== WHAT NEEDS TO BE DONE ==
Quote the full listing word for word.

== SUPPLIED RECORDS ==
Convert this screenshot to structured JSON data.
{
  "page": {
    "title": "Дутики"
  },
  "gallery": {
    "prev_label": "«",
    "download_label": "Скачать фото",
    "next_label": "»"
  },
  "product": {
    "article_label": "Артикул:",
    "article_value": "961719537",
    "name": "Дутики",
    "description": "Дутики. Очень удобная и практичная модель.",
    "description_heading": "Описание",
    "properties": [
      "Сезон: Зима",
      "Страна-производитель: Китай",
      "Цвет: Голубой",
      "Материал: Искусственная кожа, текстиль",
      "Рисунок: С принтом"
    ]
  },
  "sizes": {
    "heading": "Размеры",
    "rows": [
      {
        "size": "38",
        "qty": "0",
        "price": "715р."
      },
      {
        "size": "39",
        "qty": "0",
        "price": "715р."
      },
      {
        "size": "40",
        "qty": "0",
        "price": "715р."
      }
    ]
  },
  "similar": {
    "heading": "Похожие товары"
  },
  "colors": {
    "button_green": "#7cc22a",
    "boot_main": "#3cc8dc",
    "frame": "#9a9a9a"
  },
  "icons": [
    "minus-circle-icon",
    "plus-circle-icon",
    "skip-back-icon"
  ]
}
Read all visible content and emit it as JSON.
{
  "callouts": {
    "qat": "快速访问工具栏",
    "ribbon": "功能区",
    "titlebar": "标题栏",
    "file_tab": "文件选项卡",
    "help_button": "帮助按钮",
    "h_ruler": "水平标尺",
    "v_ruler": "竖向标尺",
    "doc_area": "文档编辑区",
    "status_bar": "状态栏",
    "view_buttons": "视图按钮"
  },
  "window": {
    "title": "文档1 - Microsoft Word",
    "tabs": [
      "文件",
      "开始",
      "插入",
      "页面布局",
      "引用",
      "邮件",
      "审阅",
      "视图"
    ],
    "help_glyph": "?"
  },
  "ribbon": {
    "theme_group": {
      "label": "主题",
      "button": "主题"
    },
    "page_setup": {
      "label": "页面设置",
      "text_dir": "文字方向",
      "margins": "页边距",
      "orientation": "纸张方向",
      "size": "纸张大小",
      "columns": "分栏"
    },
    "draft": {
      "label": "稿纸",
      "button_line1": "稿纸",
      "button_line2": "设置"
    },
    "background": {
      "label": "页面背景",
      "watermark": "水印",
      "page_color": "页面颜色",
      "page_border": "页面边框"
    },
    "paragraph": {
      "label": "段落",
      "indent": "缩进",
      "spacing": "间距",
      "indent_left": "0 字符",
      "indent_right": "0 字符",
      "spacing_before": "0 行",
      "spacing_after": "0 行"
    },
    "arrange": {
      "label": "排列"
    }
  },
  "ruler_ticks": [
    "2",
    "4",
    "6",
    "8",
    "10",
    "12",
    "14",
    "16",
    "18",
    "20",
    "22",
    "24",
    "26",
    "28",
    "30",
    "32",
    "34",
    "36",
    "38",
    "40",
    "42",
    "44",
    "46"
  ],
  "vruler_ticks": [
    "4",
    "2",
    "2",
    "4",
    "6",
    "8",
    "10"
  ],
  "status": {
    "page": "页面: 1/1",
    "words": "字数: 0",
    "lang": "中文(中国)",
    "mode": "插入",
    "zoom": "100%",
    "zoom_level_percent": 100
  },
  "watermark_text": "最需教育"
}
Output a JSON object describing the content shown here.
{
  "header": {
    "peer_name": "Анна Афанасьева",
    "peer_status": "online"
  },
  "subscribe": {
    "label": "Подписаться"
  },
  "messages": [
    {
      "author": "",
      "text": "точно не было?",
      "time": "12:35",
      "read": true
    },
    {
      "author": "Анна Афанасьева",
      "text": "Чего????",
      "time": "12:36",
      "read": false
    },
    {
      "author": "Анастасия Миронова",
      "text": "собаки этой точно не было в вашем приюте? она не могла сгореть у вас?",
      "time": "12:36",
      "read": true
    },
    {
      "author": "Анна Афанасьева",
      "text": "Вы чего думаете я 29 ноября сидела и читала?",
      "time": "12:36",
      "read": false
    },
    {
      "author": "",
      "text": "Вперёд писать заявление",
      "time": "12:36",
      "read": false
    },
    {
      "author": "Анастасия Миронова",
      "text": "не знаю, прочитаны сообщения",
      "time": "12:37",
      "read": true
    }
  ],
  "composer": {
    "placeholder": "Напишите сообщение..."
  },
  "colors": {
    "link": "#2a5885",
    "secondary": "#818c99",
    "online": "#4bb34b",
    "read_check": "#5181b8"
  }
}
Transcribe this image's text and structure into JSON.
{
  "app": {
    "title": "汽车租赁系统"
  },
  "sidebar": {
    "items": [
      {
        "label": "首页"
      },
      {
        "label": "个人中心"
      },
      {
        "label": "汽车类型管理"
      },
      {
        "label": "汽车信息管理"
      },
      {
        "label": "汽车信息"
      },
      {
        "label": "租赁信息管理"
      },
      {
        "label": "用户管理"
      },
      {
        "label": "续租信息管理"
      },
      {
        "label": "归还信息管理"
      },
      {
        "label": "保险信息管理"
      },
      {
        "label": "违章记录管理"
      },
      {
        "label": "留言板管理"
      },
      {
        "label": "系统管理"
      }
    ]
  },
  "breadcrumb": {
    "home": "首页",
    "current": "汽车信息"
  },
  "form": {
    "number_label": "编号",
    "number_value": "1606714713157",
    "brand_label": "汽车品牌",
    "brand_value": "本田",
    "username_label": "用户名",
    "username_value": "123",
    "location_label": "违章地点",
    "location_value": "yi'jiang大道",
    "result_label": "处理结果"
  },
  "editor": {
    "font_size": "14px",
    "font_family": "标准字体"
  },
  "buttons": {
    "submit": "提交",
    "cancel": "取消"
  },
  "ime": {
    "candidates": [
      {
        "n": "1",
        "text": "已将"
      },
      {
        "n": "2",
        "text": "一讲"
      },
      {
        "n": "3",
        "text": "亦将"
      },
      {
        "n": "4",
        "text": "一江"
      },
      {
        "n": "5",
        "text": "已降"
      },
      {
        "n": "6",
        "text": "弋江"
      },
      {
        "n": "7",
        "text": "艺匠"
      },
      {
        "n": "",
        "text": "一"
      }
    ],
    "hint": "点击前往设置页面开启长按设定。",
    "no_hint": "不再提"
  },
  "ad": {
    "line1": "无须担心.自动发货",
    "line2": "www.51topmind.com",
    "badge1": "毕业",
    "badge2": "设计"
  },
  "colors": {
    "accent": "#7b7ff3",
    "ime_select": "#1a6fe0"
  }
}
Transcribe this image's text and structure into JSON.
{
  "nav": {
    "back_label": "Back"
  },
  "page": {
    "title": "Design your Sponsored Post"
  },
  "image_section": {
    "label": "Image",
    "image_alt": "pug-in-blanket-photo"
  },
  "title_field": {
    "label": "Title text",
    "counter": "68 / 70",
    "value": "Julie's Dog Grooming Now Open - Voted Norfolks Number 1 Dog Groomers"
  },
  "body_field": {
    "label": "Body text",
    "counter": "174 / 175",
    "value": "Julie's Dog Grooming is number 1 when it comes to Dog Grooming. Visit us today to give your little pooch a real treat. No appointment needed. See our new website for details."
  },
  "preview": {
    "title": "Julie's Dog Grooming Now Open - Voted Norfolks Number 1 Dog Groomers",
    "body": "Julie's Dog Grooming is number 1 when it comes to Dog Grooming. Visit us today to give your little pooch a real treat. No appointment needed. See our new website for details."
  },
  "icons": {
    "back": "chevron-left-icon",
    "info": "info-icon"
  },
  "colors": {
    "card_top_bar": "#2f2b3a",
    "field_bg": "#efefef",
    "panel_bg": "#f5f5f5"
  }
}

== SOLUTION ==
Convert this screenshot to structured JSON data.
{
  "page": {
    "title": "Дутики"
  },
  "gallery": {
    "prev_label": "«",
    "download_label": "Скачать фото",
    "next_label": "»"
  },
  "product": {
    "article_label": "Артикул:",
    "article_value": "961719537",
    "name": "Дутики",
    "description": "Дутики. Очень удобная и практичная модель.",
    "description_heading": "Описание",
    "properties": [
      "Сезон: Зима",
      "Страна-производитель: Китай",
      "Цвет: Голубой",
      "Материал: Искусственная кожа, текстиль",
      "Рисунок: С принтом"
    ]
  },
  "sizes": {
    "heading": "Размеры",
    "rows": [
      {
        "size": "38",
        "qty": "0",
        "price": "715р."
      },
      {
        "size": "39",
        "qty": "0",
        "price": "715р."
      },
      {
        "size": "40",
        "qty": "0",
        "price": "715р."
      }
    ]
  },
  "similar": {
    "heading": "Похожие товары"
  },
  "colors": {
    "button_green": "#7cc22a",
    "boot_main": "#3cc8dc",
    "frame": "#9a9a9a"
  },
  "icons": [
    "minus-circle-icon",
    "plus-circle-icon",
    "skip-back-icon"
  ]
}
Read all visible content and emit it as JSON.
{
  "callouts": {
    "qat": "快速访问工具栏",
    "ribbon": "功能区",
    "titlebar": "标题栏",
    "file_tab": "文件选项卡",
    "help_button": "帮助按钮",
    "h_ruler": "水平标尺",
    "v_ruler": "竖向标尺",
    "doc_area": "文档编辑区",
    "status_bar": "状态栏",
    "view_buttons": "视图按钮"
  },
  "window": {
    "title": "文档1 - Microsoft Word",
    "tabs": [
      "文件",
      "开始",
      "插入",
      "页面布局",
      "引用",
      "邮件",
      "审阅",
      "视图"
    ],
    "help_glyph": "?"
  },
  "ribbon": {
    "theme_group": {
      "label": "主题",
      "button": "主题"
    },
    "page_setup": {
      "label": "页面设置",
      "text_dir": "文字方向",
      "margins": "页边距",
      "orientation": "纸张方向",
      "size": "纸张大小",
      "columns": "分栏"
    },
    "draft": {
      "label": "稿纸",
      "button_line1": "稿纸",
      "button_line2": "设置"
    },
    "background": {
      "label": "页面背景",
      "watermark": "水印",
      "page_color": "页面颜色",
      "page_border": "页面边框"
    },
    "paragraph": {
      "label": "段落",
      "indent": "缩进",
      "spacing": "间距",
      "indent_left": "0 字符",
      "indent_right": "0 字符",
      "spacing_before": "0 行",
      "spacing_after": "0 行"
    },
    "arrange": {
      "label": "排列"
    }
  },
  "ruler_ticks": [
    "2",
    "4",
    "6",
    "8",
    "10",
    "12",
    "14",
    "16",
    "18",
    "20",
    "22",
    "24",
    "26",
    "28",
    "30",
    "32",
    "34",
    "36",
    "38",
    "40",
    "42",
    "44",
    "46"
  ],
  "vruler_ticks": [
    "4",
    "2",
    "2",
    "4",
    "6",
    "8",
    "10"
  ],
  "status": {
    "page": "页面: 1/1",
    "words": "字数: 0",
    "lang": "中文(中国)",
    "mode": "插入",
    "zoom": "100%",
    "zoom_level_percent": 100
  },
  "watermark_text": "最需教育"
}
Output a JSON object describing the content shown here.
{
  "header": {
    "peer_name": "Анна Афанасьева",
    "peer_status": "online"
  },
  "subscribe": {
    "label": "Подписаться"
  },
  "messages": [
    {
      "author": "",
      "text": "точно не было?",
      "time": "12:35",
      "read": true
    },
    {
      "author": "Анна Афанасьева",
      "text": "Чего????",
      "time": "12:36",
      "read": false
    },
    {
      "author": "Анастасия Миронова",
      "text": "собаки этой точно не было в вашем приюте? она не могла сгореть у вас?",
      "time": "12:36",
      "read": true
    },
    {
      "author": "Анна Афанасьева",
      "text": "Вы чего думаете я 29 ноября сидела и читала?",
      "time": "12:36",
      "read": false
    },
    {
      "author": "",
      "text": "Вперёд писать заявление",
      "time": "12:36",
      "read": false
    },
    {
      "author": "Анастасия Миронова",
      "text": "не знаю, прочитаны сообщения",
      "time": "12:37",
      "read": true
    }
  ],
  "composer": {
    "placeholder": "Напишите сообщение..."
  },
  "colors": {
    "link": "#2a5885",
    "secondary": "#818c99",
    "online": "#4bb34b",
    "read_check": "#5181b8"
  }
}
Transcribe this image's text and structure into JSON.
{
  "app": {
    "title": "汽车租赁系统"
  },
  "sidebar": {
    "items": [
      {
        "label": "首页"
      },
      {
        "label": "个人中心"
      },
      {
        "label": "汽车类型管理"
      },
      {
        "label": "汽车信息管理"
      },
      {
        "label": "汽车信息"
      },
      {
        "label": "租赁信息管理"
      },
      {
        "label": "用户管理"
      },
      {
        "label": "续租信息管理"
      },
      {
        "label": "归还信息管理"
      },
      {
        "label": "保险信息管理"
      },
      {
        "label": "违章记录管理"
      },
      {
        "label": "留言板管理"
      },
      {
        "label": "系统管理"
      }
    ]
  },
  "breadcrumb": {
    "home": "首页",
    "current": "汽车信息"
  },
  "form": {
    "number_label": "编号",
    "number_value": "1606714713157",
    "brand_label": "汽车品牌",
    "brand_value": "本田",
    "username_label": "用户名",
    "username_value": "123",
    "location_label": "违章地点",
    "location_value": "yi'jiang大道",
    "result_label": "处理结果"
  },
  "editor": {
    "font_size": "14px",
    "font_family": "标准字体"
  },
  "buttons": {
    "submit": "提交",
    "cancel": "取消"
  },
  "ime": {
    "candidates": [
      {
        "n": "1",
        "text": "已将"
      },
      {
        "n": "2",
        "text": "一讲"
      },
      {
        "n": "3",
        "text": "亦将"
      },
      {
        "n": "4",
        "text": "一江"
      },
      {
        "n": "5",
        "text": "已降"
      },
      {
        "n": "6",
        "text": "弋江"
      },
      {
        "n": "7",
        "text": "艺匠"
      },
      {
        "n": "",
        "text": "一"
      }
    ],
    "hint": "点击前往设置页面开启长按设定。",
    "no_hint": "不再提"
  },
  "ad": {
    "line1": "无须担心.自动发货",
    "line2": "www.51topmind.com",
    "badge1": "毕业",
    "badge2": "设计"
  },
  "colors": {
    "accent": "#7b7ff3",
    "ime_select": "#1a6fe0"
  }
}
Transcribe this image's text and structure into JSON.
{
  "nav": {
    "back_label": "Back"
  },
  "page": {
    "title": "Design your Sponsored Post"
  },
  "image_section": {
    "label": "Image",
    "image_alt": "pug-in-blanket-photo"
  },
  "title_field": {
    "label": "Title text",
    "counter": "68 / 70",
    "value": "Julie's Dog Grooming Now Open - Voted Norfolks Number 1 Dog Groomers"
  },
  "body_field": {
    "label": "Body text",
    "counter": "174 / 175",
    "value": "Julie's Dog Grooming is number 1 when it comes to Dog Grooming. Visit us today to give your little pooch a real treat. No appointment needed. See our new website for details."
  },
  "preview": {
    "title": "Julie's Dog Grooming Now Open - Voted Norfolks Number 1 Dog Groomers",
    "body": "Julie's Dog Grooming is number 1 when it comes to Dog Grooming. Visit us today to give your little pooch a real treat. No appointment needed. See our new website for details."
  },
  "icons": {
    "back": "chevron-left-icon",
    "info": "info-icon"
  },
  "colors": {
    "card_top_bar": "#2f2b3a",
    "field_bg": "#efefef",
    "panel_bg": "#f5f5f5"
  }
}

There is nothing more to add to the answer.